Some records
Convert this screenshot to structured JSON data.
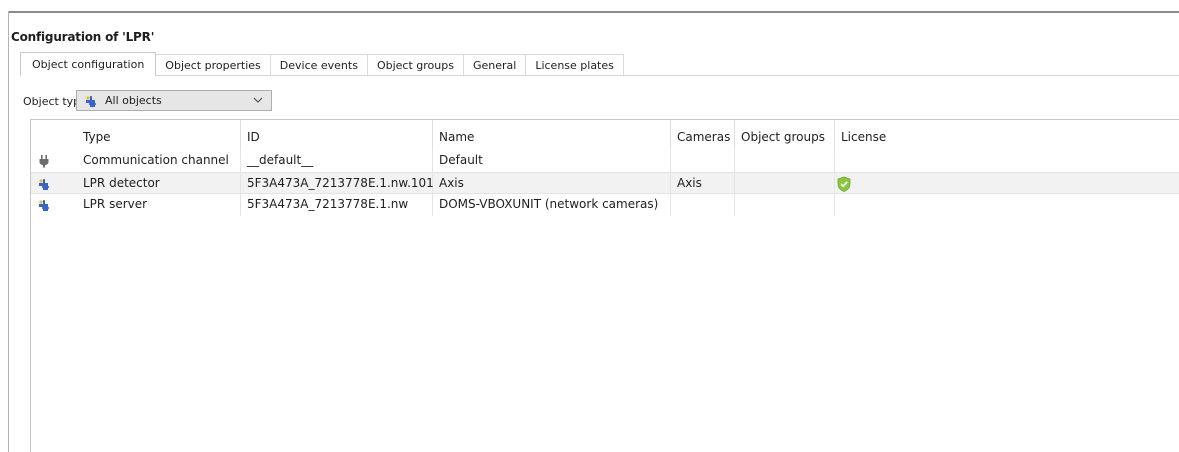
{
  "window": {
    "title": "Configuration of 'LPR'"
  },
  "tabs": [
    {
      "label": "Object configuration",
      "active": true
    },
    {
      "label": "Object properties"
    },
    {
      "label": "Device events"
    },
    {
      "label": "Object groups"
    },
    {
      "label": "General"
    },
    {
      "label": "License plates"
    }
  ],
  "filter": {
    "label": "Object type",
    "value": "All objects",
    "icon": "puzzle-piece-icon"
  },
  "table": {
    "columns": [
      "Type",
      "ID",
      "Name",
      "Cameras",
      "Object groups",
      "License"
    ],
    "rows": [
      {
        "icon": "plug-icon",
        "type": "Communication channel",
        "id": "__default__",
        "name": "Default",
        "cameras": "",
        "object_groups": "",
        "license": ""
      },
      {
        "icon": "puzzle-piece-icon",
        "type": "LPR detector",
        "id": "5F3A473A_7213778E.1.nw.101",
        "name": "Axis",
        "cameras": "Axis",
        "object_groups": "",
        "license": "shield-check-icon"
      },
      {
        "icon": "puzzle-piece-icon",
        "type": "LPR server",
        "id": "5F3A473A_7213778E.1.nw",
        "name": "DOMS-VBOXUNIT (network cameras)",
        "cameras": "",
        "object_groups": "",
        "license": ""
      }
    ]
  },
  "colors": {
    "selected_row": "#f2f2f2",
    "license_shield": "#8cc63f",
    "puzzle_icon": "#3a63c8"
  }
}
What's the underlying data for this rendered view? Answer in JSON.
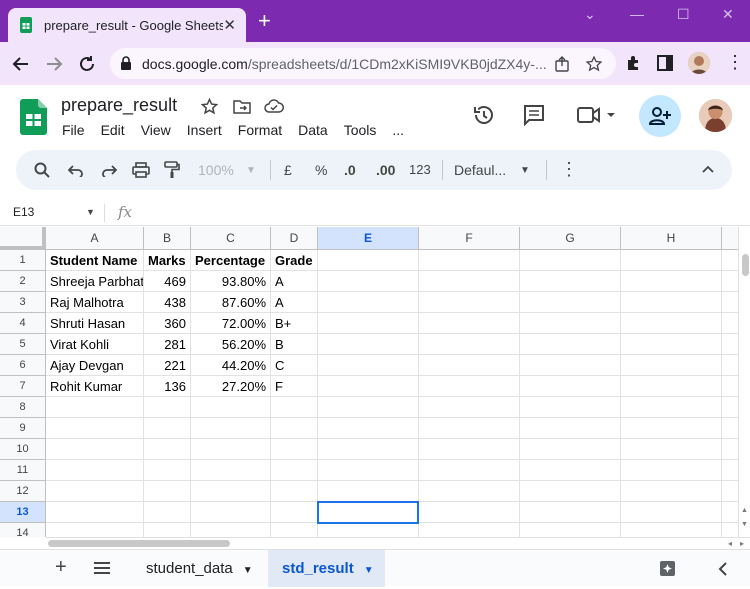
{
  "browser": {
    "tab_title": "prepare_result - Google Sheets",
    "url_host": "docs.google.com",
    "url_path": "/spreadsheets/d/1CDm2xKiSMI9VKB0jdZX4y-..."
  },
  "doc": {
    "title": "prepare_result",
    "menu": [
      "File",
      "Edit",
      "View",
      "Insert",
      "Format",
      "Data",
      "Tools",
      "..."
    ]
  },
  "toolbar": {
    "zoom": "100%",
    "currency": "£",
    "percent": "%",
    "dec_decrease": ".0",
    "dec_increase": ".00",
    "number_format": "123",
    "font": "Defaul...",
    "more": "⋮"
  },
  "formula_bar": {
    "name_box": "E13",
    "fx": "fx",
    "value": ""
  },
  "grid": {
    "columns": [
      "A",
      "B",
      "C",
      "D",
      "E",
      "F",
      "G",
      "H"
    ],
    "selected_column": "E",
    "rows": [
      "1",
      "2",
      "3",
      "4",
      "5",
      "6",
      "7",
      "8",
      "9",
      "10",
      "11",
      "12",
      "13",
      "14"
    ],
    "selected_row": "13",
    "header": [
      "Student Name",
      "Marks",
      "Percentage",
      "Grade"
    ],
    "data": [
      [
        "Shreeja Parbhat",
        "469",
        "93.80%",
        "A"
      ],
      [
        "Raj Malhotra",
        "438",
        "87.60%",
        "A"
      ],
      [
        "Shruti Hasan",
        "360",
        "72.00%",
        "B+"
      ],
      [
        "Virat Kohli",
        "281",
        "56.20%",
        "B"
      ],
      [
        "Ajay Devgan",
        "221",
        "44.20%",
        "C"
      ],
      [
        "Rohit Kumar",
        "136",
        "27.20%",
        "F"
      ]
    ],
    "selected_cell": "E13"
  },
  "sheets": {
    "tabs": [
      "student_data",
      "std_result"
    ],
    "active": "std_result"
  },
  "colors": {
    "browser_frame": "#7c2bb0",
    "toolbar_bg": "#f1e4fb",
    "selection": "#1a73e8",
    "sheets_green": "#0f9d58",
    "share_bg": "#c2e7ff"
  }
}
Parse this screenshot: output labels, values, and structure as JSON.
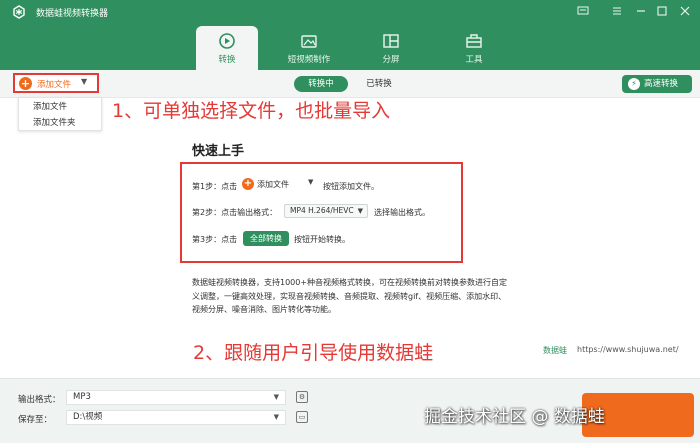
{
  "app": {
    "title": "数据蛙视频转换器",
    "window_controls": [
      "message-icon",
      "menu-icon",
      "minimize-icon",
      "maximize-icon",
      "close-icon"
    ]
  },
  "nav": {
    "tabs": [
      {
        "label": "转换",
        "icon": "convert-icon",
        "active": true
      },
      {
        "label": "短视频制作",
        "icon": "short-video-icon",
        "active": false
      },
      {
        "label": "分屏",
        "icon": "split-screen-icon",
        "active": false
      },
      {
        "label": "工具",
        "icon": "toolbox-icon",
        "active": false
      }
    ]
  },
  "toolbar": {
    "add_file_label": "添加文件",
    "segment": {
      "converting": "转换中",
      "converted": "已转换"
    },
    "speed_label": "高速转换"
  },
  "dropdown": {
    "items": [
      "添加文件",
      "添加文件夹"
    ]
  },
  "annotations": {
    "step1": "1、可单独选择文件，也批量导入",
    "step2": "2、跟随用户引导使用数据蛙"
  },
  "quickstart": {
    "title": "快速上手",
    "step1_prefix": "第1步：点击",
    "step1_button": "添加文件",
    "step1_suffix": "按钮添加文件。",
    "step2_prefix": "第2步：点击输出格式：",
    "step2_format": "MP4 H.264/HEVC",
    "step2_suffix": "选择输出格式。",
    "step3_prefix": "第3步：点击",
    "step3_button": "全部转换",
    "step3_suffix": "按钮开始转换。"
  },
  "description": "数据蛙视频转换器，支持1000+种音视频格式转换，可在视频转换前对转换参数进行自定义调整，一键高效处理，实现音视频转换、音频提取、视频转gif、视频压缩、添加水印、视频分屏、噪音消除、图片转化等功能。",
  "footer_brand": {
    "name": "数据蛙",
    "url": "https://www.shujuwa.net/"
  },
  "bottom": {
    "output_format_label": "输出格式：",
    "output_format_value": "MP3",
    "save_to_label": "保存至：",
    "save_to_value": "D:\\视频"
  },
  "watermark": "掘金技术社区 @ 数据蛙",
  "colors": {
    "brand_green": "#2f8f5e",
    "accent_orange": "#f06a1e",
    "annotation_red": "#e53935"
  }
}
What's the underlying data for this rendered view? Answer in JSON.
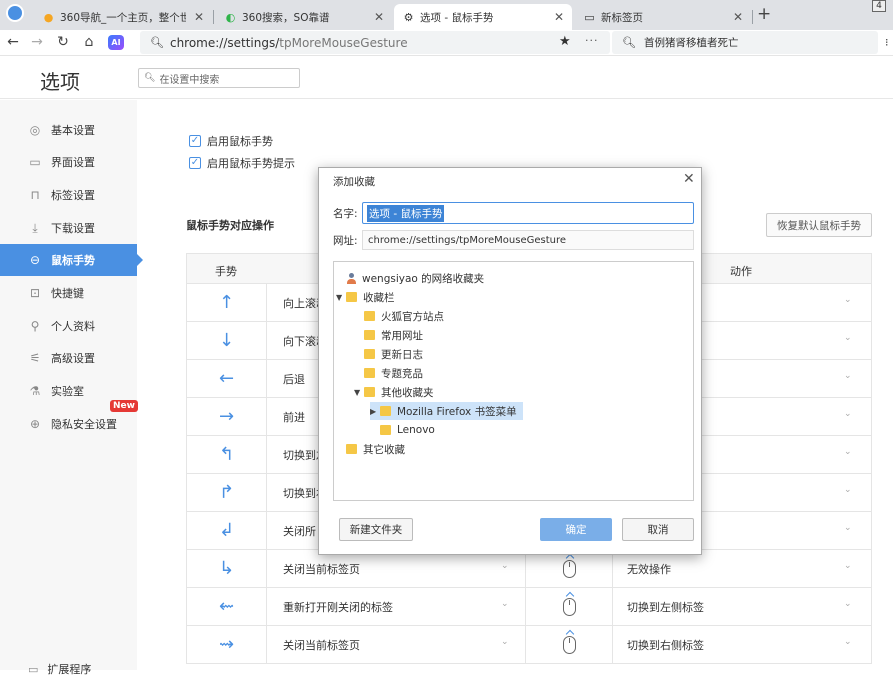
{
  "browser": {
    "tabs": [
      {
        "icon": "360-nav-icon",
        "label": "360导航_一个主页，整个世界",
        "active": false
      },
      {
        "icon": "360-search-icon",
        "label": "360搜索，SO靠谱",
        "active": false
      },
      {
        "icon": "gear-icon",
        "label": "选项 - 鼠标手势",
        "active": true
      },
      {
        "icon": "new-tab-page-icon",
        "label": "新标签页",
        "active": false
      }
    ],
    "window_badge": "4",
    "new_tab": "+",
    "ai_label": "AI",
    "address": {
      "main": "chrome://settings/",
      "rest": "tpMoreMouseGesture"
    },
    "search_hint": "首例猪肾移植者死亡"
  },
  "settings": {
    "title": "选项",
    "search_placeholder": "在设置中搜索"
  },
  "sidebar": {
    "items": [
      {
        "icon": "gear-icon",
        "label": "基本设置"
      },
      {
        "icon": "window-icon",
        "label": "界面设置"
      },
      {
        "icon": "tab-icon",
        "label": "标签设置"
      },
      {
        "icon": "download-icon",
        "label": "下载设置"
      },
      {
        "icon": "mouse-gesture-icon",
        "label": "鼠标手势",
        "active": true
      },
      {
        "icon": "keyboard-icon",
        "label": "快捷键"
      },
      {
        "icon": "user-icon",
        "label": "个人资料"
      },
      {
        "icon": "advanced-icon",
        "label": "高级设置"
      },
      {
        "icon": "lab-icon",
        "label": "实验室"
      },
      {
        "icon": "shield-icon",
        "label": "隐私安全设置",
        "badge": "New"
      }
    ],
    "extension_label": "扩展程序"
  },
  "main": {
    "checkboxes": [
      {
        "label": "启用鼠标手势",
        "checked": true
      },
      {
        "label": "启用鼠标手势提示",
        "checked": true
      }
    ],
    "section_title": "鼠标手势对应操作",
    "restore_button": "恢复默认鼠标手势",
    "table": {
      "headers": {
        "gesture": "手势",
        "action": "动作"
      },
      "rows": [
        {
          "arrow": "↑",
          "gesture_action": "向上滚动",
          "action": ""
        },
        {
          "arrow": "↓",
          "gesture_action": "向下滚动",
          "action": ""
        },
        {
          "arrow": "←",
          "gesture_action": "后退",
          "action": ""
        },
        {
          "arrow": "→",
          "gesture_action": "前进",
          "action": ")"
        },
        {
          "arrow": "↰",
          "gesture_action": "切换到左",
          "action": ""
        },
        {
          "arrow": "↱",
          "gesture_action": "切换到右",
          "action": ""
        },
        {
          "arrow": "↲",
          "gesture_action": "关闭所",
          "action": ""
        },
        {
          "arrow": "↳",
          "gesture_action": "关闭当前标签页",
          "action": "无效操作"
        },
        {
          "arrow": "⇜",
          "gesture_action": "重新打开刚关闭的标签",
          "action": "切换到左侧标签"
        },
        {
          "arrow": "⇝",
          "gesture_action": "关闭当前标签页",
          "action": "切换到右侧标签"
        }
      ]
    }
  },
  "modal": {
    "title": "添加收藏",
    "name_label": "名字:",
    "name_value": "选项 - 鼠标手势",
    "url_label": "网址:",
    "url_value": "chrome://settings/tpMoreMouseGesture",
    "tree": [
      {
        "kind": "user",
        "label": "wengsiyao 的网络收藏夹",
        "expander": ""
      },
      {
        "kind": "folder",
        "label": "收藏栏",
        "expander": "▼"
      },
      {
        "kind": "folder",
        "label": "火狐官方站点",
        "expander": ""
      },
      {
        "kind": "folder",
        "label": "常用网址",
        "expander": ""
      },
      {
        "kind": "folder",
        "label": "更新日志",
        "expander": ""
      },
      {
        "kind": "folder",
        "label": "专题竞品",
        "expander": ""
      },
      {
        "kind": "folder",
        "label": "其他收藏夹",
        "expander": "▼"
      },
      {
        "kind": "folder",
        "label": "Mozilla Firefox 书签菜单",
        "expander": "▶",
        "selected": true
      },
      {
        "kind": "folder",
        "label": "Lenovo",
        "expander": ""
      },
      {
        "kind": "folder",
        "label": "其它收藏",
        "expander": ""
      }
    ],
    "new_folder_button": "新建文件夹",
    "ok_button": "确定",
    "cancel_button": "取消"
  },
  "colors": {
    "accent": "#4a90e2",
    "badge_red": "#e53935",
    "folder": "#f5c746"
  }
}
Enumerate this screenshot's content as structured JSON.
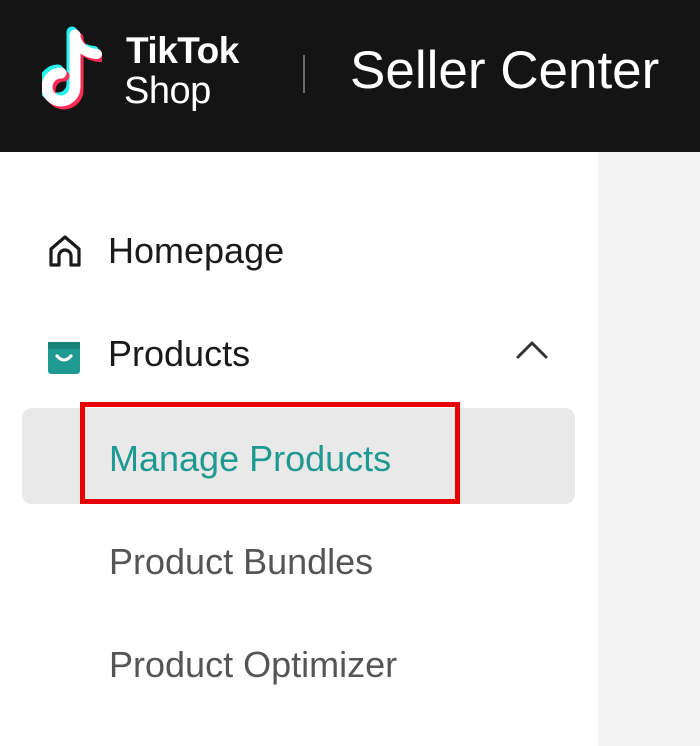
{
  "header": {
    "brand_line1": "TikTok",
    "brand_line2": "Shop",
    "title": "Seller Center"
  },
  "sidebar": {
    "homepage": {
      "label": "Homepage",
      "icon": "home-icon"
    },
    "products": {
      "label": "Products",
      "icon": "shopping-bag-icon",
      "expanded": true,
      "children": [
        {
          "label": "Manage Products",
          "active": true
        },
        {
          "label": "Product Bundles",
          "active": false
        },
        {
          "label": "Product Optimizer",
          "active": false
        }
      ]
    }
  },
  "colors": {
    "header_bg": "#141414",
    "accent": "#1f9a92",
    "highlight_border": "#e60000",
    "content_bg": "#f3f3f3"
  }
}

◆ GIVEN INSTRUCTION
Copy only the lines running from the one that holds "Enumerate this screenshot's" through the last line of the data, and include both of those lines. Do not copy any pictures.

◆ ANSWER TO THIS PROBLEM
Enumerate this screenshot's content as structured JSON.
{
  "header": {
    "brand_line1": "TikTok",
    "brand_line2": "Shop",
    "title": "Seller Center"
  },
  "sidebar": {
    "homepage": {
      "label": "Homepage",
      "icon": "home-icon"
    },
    "products": {
      "label": "Products",
      "icon": "shopping-bag-icon",
      "expanded": true,
      "children": [
        {
          "label": "Manage Products",
          "active": true
        },
        {
          "label": "Product Bundles",
          "active": false
        },
        {
          "label": "Product Optimizer",
          "active": false
        }
      ]
    }
  },
  "colors": {
    "header_bg": "#141414",
    "accent": "#1f9a92",
    "highlight_border": "#e60000",
    "content_bg": "#f3f3f3"
  }
}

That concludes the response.